Elezioni che si giocheranno sul filo e considerando che chissà quanti si sono venduti per 5€ il rammarico è ancora più grande . 

Ma il Pd al 10% ? Che sberla ..


----------



## Milanforever26 (6 Novembre 2017)

Super_Lollo ha scritto:


> Ma scusate perché nessun tg parla degli exit poll indicando le voci come completamente inutilizzabili ?



Ormai sono anni che le proiezioni degli exit poll risultano errate..penso ormai sia uno strumento poco utile..la gente ormai spesso mente anche solo per il gusto di fregare quelli che fanno le proiezioni..io tipo lo farei se mi chiedessero fuori dal seggio cosa ho votato


----------



## fabri47 (6 Novembre 2017)

*Seconda proiezione:
Musumeci 35%
Cancelleri 34%*


----------



## Super_Lollo (6 Novembre 2017)

Milanforever26 ha scritto:


> Ormai sono anni che le proiezioni degli exit poll risultano errate..penso ormai sia uno strumento poco utile..la gente ormai spesso mente anche solo per il gusto di fregare quelli che fanno le proiezioni..io tipo lo farei se mi chiedessero fuori dal seggio cosa ho votato



Pure io


----------



## Milanforever26 (6 Novembre 2017)

Super_Lollo ha scritto:


> Pure io



ti immagini che figo raccontare a quei fessi "ho votato PD"...proiezioni exit poll che danno il PD al 32% col Fiano di turno a spipparsi a Porta a Porta o da mentana..poi arriva la prima proiezione e da il Pd al 23-26%...panico in studio...


----------



## Super_Lollo (6 Novembre 2017)

Milanforever26 ha scritto:


> ti immagini che figo raccontare a quei fessi "ho votato PD"...proiezioni exit poll che danno il PD al 32% col Fiano di turno a spipparsi a Porta a Porta o da mentana..poi arriva la prima proiezione e da il Pd al 23-26%...panico in studio...



ahahhaha 


suicidi di massa in diretta ... hahah


----------



## Super_Lollo (6 Novembre 2017)

Comunque lo dico adesso che le proiezioni ( con un margine di errore del 38% , si trentottopercento ) danno i candidati alla pari. 

*ma la gente come diavolo ha fatto a votare Musumeci ?* 

io capisco che molti ( vecchi ) siamo ancorati alle abitudini e alle persone che gli stanno rovinando la vita da 30 anni e che magari il cambiamento possa far paura ... ma come fai a preferire una banda di Galeotti e pregiudicati al M5S ? 

E' una cosa senza senso ... tu , tua figlia la manderesti al mare con 2 estranei.. uno è una galeotto mentre l'altro non lo conosci . 

fate voi se io devo scegliere razionalmente di mandarla con il galeotto.


----------



## MissRossonera (6 Novembre 2017)

--- --- ---

### Compiti
a – Per favore, riporta il passo della discussione sulle elezioni compreso tra "suicidi di massa" e "pregiudicati al M5S ?", estremi inclusi.
b – Scrivi il seguito della discussione sulle elezioni a partire dal punto in cui termina.
Il materiale non ha alcun legame con la discussione sulle elezioni.

### Estratto del dataset

--- --- ---

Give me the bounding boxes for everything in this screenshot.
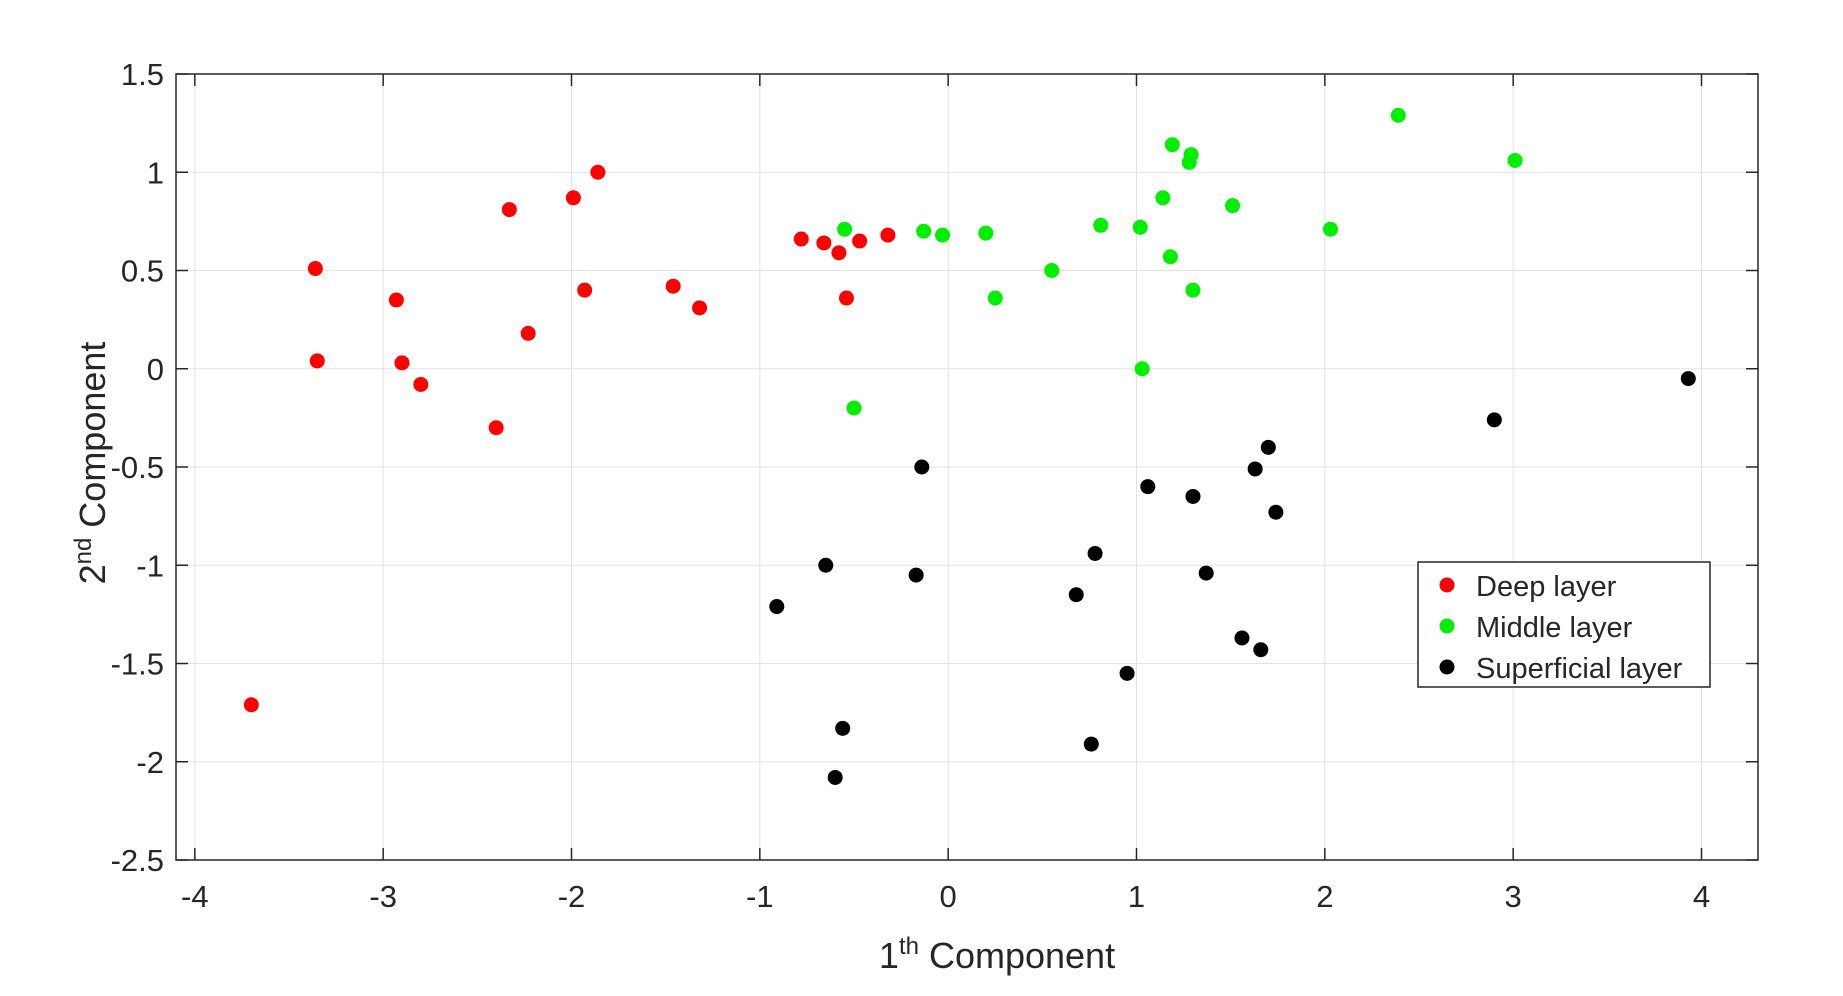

--- --- ---

### Risposte in ordine
a –
suicidi di massa in diretta ... hahah


----------



## Super_Lollo (6 Novembre 2017)

Comunque lo dico adesso che le proiezioni ( con un margine di errore del 38% , si trentottopercento ) danno i candidati alla pari. 

*ma la gente come diavolo ha fatto a votare Musumeci ?* 

io capisco che molti ( vecchi ) siamo ancorati alle abitudini e alle persone che gli stanno rovinando la vita da 30 anni e che magari il cambiamento possa far paura ... ma come fai a preferire una banda di Galeotti e pregiudicati al M5S ?

b –
Ho votato,e l'ho fatto perché non ci sto a non dire la mia una volta che ce ne danno la possibilità, altrimenti è troppo facile lamentarsi e basta,senza far nulla per cambiare. È chiaro che siamo sempre alla scelta del "meno peggio",ma ho votato secondo la mia coscienza, perché sono nata a Palermo nell'anno delle stragi,sono vicina alla laurea in legge e sono stanca di vedere questa terra bellissima che amo con tutto il cuore stuprata dalla stessa gente che si allea con la mafia da 30 anni. Sono stanca di dovermene andare per lavorare e di non vedere cambiare nulla anno dopo anno. Vincerà chi vincerà,e forse non cambierà nulla ancora una volta,io però posso dire che nel mio piccolo ci ho provato come faccio in ogni cosa,e la mattina posso guardarmi allo specchio e non sentirmi colpevole di immobilismo.


----------



## AntaniPioco (6 Novembre 2017)

Gli elettori di csx hanno votato in massa Cancelleri col voto disgiunto, questo è il motivo del testa a testa
Senza voto disgiunto il cdx avrebbe vinto di 11 punti

Come liste il cdx è al 38% mentre m5s e csx quasi pari al 28%

Il voto disgiunto a prescindere dal risultato è una follia, una cosa buona del rosatellum è che non lo prevede, basta con sti elettori che votano un candidato e poi assegnano i seggi agli avversari


----------



## AntaniPioco (6 Novembre 2017)

Voglio dire, guardate che storture


----------



## fabri47 (6 Novembre 2017)

*Aggiornamento proiezione:
Musumeci 38%
Cancelleri 36%*


----------



## Super_Lollo (6 Novembre 2017)

Pare proprio che vincerà musumeci per un pugno di voti .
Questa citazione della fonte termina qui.